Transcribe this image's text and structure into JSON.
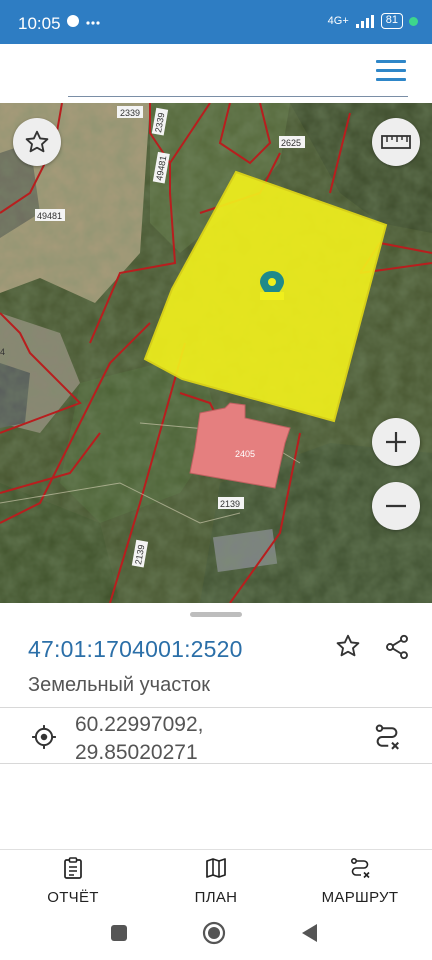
{
  "status_bar": {
    "time": "10:05",
    "network": "4G+",
    "battery": "81"
  },
  "map": {
    "parcel_labels": [
      "2339",
      "2339",
      "49481",
      "49481",
      "2625",
      "2405",
      "2139",
      "2139",
      "4"
    ],
    "selected_fill_color": "#f0ef1c",
    "building_color": "#e57f7f",
    "boundary_color": "#b81e1e",
    "icons": [
      "star-outline-icon",
      "ruler-icon",
      "zoom-in-icon",
      "zoom-out-icon",
      "location-pin-icon"
    ]
  },
  "info_panel": {
    "cadastral_number": "47:01:1704001:2520",
    "object_type": "Земельный участок",
    "coordinates_line1": "60.22997092,",
    "coordinates_line2": "29.85020271"
  },
  "bottom_nav": {
    "report_label": "ОТЧЁТ",
    "plan_label": "ПЛАН",
    "route_label": "МАРШРУТ"
  },
  "colors": {
    "accent": "#2e7dc3",
    "link": "#2b6fa8"
  }
}
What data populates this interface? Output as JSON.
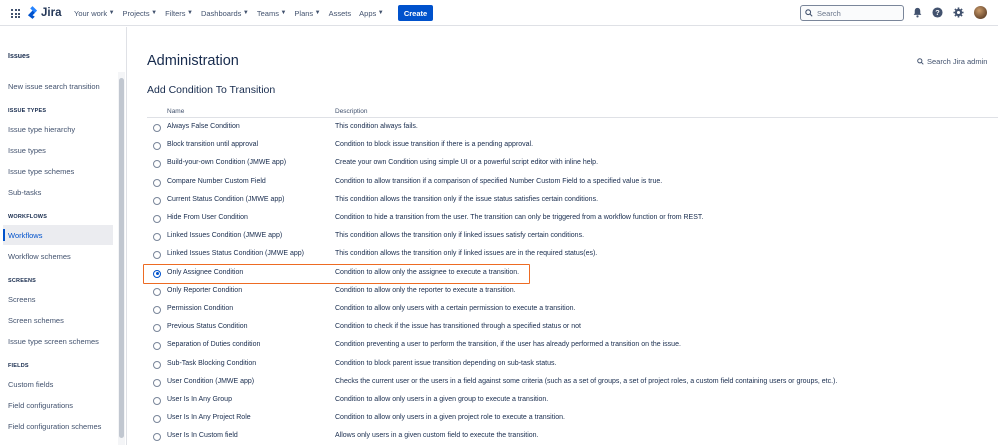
{
  "topnav": {
    "logo_text": "Jira",
    "menu": [
      {
        "label": "Your work"
      },
      {
        "label": "Projects"
      },
      {
        "label": "Filters"
      },
      {
        "label": "Dashboards"
      },
      {
        "label": "Teams"
      },
      {
        "label": "Plans"
      },
      {
        "label": "Assets"
      },
      {
        "label": "Apps"
      }
    ],
    "create_label": "Create",
    "search_placeholder": "Search",
    "brand_color": "#0052cc"
  },
  "sidebar": {
    "header": "Issues",
    "top_item": "New issue search transition",
    "sections": [
      {
        "title": "ISSUE TYPES",
        "items": [
          "Issue type hierarchy",
          "Issue types",
          "Issue type schemes",
          "Sub-tasks"
        ]
      },
      {
        "title": "WORKFLOWS",
        "items": [
          "Workflows",
          "Workflow schemes"
        ]
      },
      {
        "title": "SCREENS",
        "items": [
          "Screens",
          "Screen schemes",
          "Issue type screen schemes"
        ]
      },
      {
        "title": "FIELDS",
        "items": [
          "Custom fields",
          "Field configurations",
          "Field configuration schemes"
        ]
      }
    ],
    "active_item": "Workflows"
  },
  "main": {
    "title": "Administration",
    "admin_search": "Search Jira admin",
    "section_title": "Add Condition To Transition",
    "columns": {
      "name": "Name",
      "description": "Description"
    },
    "selected": "Only Assignee Condition",
    "highlight_color": "#ed6b23",
    "rows": [
      {
        "name": "Always False Condition",
        "description": "This condition always fails."
      },
      {
        "name": "Block transition until approval",
        "description": "Condition to block issue transition if there is a pending approval."
      },
      {
        "name": "Build-your-own Condition (JMWE app)",
        "description": "Create your own Condition using simple UI or a powerful script editor with inline help."
      },
      {
        "name": "Compare Number Custom Field",
        "description": "Condition to allow transition if a comparison of specified Number Custom Field to a specified value is true."
      },
      {
        "name": "Current Status Condition (JMWE app)",
        "description": "This condition allows the transition only if the issue status satisfies certain conditions."
      },
      {
        "name": "Hide From User Condition",
        "description": "Condition to hide a transition from the user. The transition can only be triggered from a workflow function or from REST."
      },
      {
        "name": "Linked Issues Condition (JMWE app)",
        "description": "This condition allows the transition only if linked issues satisfy certain conditions."
      },
      {
        "name": "Linked Issues Status Condition (JMWE app)",
        "description": "This condition allows the transition only if linked issues are in the required status(es)."
      },
      {
        "name": "Only Assignee Condition",
        "description": "Condition to allow only the assignee to execute a transition."
      },
      {
        "name": "Only Reporter Condition",
        "description": "Condition to allow only the reporter to execute a transition."
      },
      {
        "name": "Permission Condition",
        "description": "Condition to allow only users with a certain permission to execute a transition."
      },
      {
        "name": "Previous Status Condition",
        "description": "Condition to check if the issue has transitioned through a specified status or not"
      },
      {
        "name": "Separation of Duties condition",
        "description": "Condition preventing a user to perform the transition, if the user has already performed a transition on the issue."
      },
      {
        "name": "Sub-Task Blocking Condition",
        "description": "Condition to block parent issue transition depending on sub-task status."
      },
      {
        "name": "User Condition (JMWE app)",
        "description": "Checks the current user or the users in a field against some criteria (such as a set of groups, a set of project roles, a custom field containing users or groups, etc.)."
      },
      {
        "name": "User Is In Any Group",
        "description": "Condition to allow only users in a given group to execute a transition."
      },
      {
        "name": "User Is In Any Project Role",
        "description": "Condition to allow only users in a given project role to execute a transition."
      },
      {
        "name": "User Is In Custom field",
        "description": "Allows only users in a given custom field to execute the transition."
      }
    ]
  }
}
○ ○ ○ ○
▸ **Your instructions**:
List the lines of the entries that include "approval".

▸ **Reply**:
        "name": "Block transition until approval",
        "description": "Condition to block issue transition if there is a pending approval."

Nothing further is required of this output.